**Entries**
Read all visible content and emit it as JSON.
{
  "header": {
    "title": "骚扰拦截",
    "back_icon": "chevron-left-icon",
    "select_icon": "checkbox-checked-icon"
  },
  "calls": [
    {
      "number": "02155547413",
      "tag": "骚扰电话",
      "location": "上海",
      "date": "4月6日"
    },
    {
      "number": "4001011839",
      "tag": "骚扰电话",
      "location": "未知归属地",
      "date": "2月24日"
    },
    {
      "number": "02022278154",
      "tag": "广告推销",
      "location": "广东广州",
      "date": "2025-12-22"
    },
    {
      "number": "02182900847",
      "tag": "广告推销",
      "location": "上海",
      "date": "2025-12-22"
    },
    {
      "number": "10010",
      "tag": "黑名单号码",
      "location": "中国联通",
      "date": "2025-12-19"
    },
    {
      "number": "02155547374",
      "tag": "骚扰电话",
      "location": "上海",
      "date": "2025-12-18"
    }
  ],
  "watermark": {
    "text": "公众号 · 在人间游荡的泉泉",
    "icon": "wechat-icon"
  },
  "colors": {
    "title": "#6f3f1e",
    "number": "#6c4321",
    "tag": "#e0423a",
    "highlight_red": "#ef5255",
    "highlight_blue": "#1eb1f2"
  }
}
* * *
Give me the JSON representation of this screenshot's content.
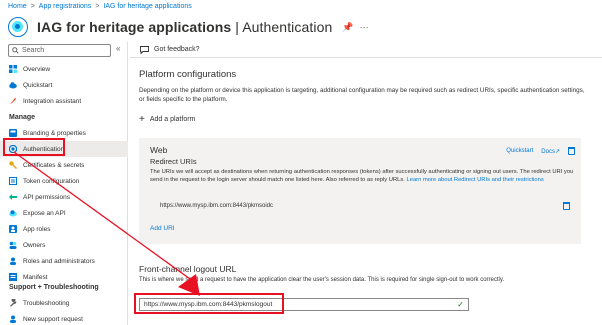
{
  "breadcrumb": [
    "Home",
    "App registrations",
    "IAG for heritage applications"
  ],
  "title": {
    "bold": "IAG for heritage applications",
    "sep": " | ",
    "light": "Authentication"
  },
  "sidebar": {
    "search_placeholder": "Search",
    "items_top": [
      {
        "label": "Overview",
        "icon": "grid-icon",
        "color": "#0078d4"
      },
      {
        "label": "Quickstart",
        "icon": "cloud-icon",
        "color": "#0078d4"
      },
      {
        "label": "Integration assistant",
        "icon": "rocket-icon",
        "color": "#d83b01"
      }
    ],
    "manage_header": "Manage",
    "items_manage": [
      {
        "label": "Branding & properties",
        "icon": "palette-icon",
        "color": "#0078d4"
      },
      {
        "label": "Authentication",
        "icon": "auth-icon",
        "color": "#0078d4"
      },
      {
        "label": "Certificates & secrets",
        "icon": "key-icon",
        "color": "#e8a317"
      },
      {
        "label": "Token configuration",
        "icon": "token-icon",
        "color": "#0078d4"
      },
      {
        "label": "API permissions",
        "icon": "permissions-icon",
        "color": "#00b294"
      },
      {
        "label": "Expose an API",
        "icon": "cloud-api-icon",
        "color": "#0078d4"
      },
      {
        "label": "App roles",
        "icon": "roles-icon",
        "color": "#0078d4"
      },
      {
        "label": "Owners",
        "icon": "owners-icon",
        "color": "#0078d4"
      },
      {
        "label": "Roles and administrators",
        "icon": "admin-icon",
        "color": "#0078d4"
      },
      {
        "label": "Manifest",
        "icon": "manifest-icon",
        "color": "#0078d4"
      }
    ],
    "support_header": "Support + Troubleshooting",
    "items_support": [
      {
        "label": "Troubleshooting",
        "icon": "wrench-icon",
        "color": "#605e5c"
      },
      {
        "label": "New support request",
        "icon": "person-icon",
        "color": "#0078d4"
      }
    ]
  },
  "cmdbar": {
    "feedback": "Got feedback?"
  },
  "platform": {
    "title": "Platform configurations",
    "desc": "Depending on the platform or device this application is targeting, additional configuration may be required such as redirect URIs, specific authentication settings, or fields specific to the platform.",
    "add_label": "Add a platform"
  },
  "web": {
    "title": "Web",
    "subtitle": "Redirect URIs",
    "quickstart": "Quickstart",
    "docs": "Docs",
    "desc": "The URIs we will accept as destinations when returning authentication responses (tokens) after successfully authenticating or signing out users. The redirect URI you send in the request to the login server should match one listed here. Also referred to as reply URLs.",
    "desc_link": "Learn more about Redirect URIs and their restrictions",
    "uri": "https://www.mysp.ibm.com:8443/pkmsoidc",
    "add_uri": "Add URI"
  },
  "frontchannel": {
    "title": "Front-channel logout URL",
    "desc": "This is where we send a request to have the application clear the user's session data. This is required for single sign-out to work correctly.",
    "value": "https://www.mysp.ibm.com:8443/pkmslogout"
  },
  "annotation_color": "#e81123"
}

**Work to be completed**
Find the lines containing "heritage" and pull them out.

**Finished task**
    "IAG for heritage applications"
    "bold": "IAG for heritage applications",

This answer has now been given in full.